Images embedded in the records are excluded; print everything else exactly as given.

Entries from a dataset:
◆ ◆ ◆ ◆ ◆ ◆ ◆
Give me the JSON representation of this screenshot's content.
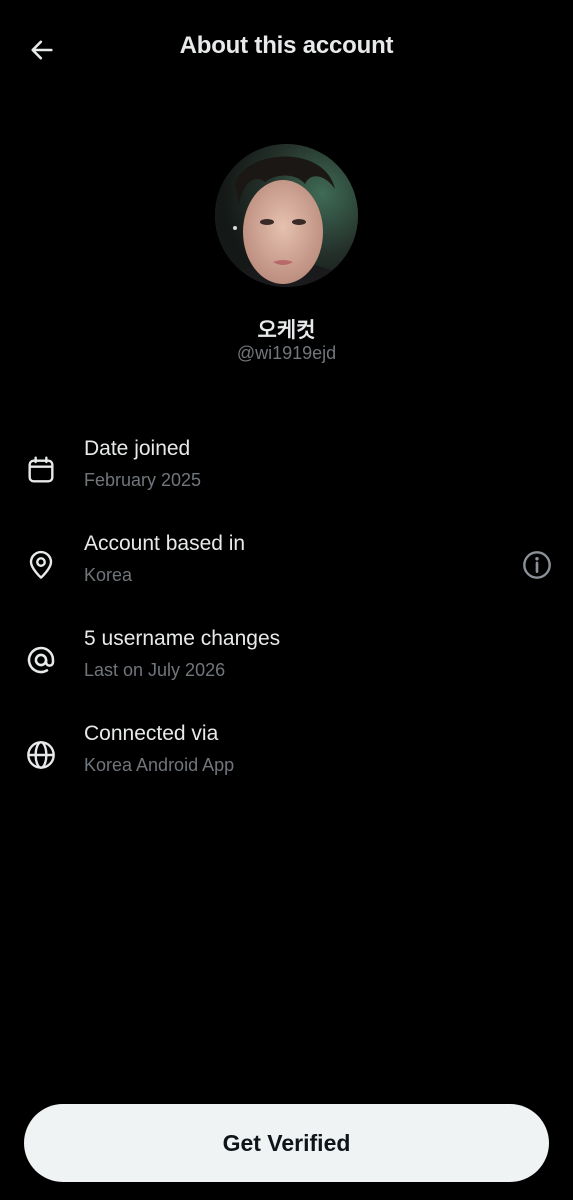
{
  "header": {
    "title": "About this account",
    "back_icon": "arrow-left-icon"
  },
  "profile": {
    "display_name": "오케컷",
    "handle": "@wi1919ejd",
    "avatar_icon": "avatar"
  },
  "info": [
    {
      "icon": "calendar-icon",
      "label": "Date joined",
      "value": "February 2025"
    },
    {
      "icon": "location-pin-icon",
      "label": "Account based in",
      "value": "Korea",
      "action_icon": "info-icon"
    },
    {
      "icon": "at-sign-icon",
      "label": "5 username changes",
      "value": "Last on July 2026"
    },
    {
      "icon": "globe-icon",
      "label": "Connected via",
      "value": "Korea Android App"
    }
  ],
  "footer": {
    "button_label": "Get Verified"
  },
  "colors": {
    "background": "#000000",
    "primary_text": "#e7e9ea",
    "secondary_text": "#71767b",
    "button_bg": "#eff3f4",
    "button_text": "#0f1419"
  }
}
◆ ◆ ◆ ◆ ◆ ◆ ◆
REPLY:
Give me the JSON representation of this screenshot's content.
{
  "header": {
    "title": "About this account",
    "back_icon": "arrow-left-icon"
  },
  "profile": {
    "display_name": "오케컷",
    "handle": "@wi1919ejd",
    "avatar_icon": "avatar"
  },
  "info": [
    {
      "icon": "calendar-icon",
      "label": "Date joined",
      "value": "February 2025"
    },
    {
      "icon": "location-pin-icon",
      "label": "Account based in",
      "value": "Korea",
      "action_icon": "info-icon"
    },
    {
      "icon": "at-sign-icon",
      "label": "5 username changes",
      "value": "Last on July 2026"
    },
    {
      "icon": "globe-icon",
      "label": "Connected via",
      "value": "Korea Android App"
    }
  ],
  "footer": {
    "button_label": "Get Verified"
  },
  "colors": {
    "background": "#000000",
    "primary_text": "#e7e9ea",
    "secondary_text": "#71767b",
    "button_bg": "#eff3f4",
    "button_text": "#0f1419"
  }
}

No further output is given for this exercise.